The task >> Your task is to repeat the entries word for word while leaving out the pictures.

Dataset extract >>

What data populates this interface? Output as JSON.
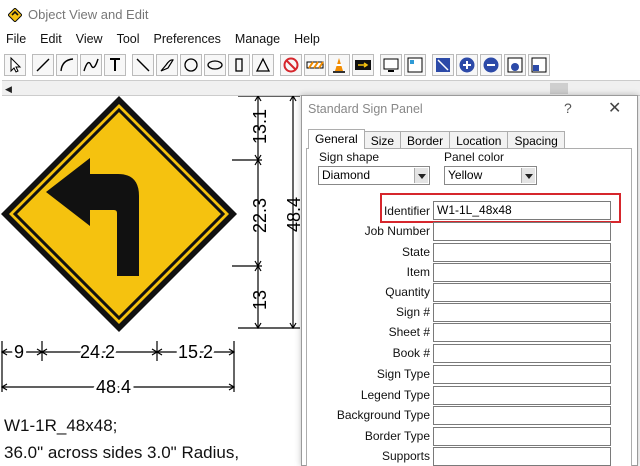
{
  "window": {
    "title": "Object View and Edit"
  },
  "menubar": [
    "File",
    "Edit",
    "View",
    "Tool",
    "Preferences",
    "Manage",
    "Help"
  ],
  "toolbar": {
    "tools": [
      "pointer-icon",
      "line-icon",
      "arc-icon",
      "curve-icon",
      "text-icon",
      "slash-icon",
      "freehand-icon",
      "circle-icon",
      "ellipse-icon",
      "rectangle-icon",
      "triangle-icon",
      "no-symbol-icon",
      "barricade-icon",
      "cone-icon",
      "arrow-board-icon",
      "monitor-icon",
      "panel-icon",
      "fit-view-icon",
      "zoom-in-icon",
      "zoom-out-icon",
      "zoom-window-icon",
      "zoom-extents-icon"
    ]
  },
  "colors": {
    "sign_yellow": "#F5C20F",
    "sign_border": "#111111",
    "highlight": "#D6262C"
  },
  "canvas": {
    "dims": {
      "top": "13.1",
      "middle": "22.3",
      "bottom": "13",
      "height_total": "48.4",
      "left": "9",
      "center": "24.2",
      "right": "15.2",
      "width_total": "48.4"
    },
    "caption_line1": "W1-1R_48x48;",
    "caption_line2": "36.0\" across sides 3.0\" Radius,"
  },
  "dialog": {
    "title": "Standard Sign Panel",
    "help_label": "?",
    "close_label": "✕",
    "tabs": [
      "General",
      "Size",
      "Border",
      "Location",
      "Spacing"
    ],
    "sign_shape_label": "Sign shape",
    "sign_shape_value": "Diamond",
    "panel_color_label": "Panel color",
    "panel_color_value": "Yellow",
    "fields": [
      {
        "label": "Identifier",
        "value": "W1-1L_48x48"
      },
      {
        "label": "Job Number",
        "value": ""
      },
      {
        "label": "State",
        "value": ""
      },
      {
        "label": "Item",
        "value": ""
      },
      {
        "label": "Quantity",
        "value": ""
      },
      {
        "label": "Sign #",
        "value": ""
      },
      {
        "label": "Sheet #",
        "value": ""
      },
      {
        "label": "Book #",
        "value": ""
      },
      {
        "label": "Sign Type",
        "value": ""
      },
      {
        "label": "Legend Type",
        "value": ""
      },
      {
        "label": "Background Type",
        "value": ""
      },
      {
        "label": "Border Type",
        "value": ""
      },
      {
        "label": "Supports",
        "value": ""
      }
    ]
  }
}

Task output >>
What data populates this interface? Output as JSON.
{
  "window": {
    "title": "Object View and Edit"
  },
  "menubar": [
    "File",
    "Edit",
    "View",
    "Tool",
    "Preferences",
    "Manage",
    "Help"
  ],
  "toolbar": {
    "tools": [
      "pointer-icon",
      "line-icon",
      "arc-icon",
      "curve-icon",
      "text-icon",
      "slash-icon",
      "freehand-icon",
      "circle-icon",
      "ellipse-icon",
      "rectangle-icon",
      "triangle-icon",
      "no-symbol-icon",
      "barricade-icon",
      "cone-icon",
      "arrow-board-icon",
      "monitor-icon",
      "panel-icon",
      "fit-view-icon",
      "zoom-in-icon",
      "zoom-out-icon",
      "zoom-window-icon",
      "zoom-extents-icon"
    ]
  },
  "colors": {
    "sign_yellow": "#F5C20F",
    "sign_border": "#111111",
    "highlight": "#D6262C"
  },
  "canvas": {
    "dims": {
      "top": "13.1",
      "middle": "22.3",
      "bottom": "13",
      "height_total": "48.4",
      "left": "9",
      "center": "24.2",
      "right": "15.2",
      "width_total": "48.4"
    },
    "caption_line1": "W1-1R_48x48;",
    "caption_line2": "36.0\" across sides 3.0\" Radius,"
  },
  "dialog": {
    "title": "Standard Sign Panel",
    "help_label": "?",
    "close_label": "✕",
    "tabs": [
      "General",
      "Size",
      "Border",
      "Location",
      "Spacing"
    ],
    "sign_shape_label": "Sign shape",
    "sign_shape_value": "Diamond",
    "panel_color_label": "Panel color",
    "panel_color_value": "Yellow",
    "fields": [
      {
        "label": "Identifier",
        "value": "W1-1L_48x48"
      },
      {
        "label": "Job Number",
        "value": ""
      },
      {
        "label": "State",
        "value": ""
      },
      {
        "label": "Item",
        "value": ""
      },
      {
        "label": "Quantity",
        "value": ""
      },
      {
        "label": "Sign #",
        "value": ""
      },
      {
        "label": "Sheet #",
        "value": ""
      },
      {
        "label": "Book #",
        "value": ""
      },
      {
        "label": "Sign Type",
        "value": ""
      },
      {
        "label": "Legend Type",
        "value": ""
      },
      {
        "label": "Background Type",
        "value": ""
      },
      {
        "label": "Border Type",
        "value": ""
      },
      {
        "label": "Supports",
        "value": ""
      }
    ]
  }
}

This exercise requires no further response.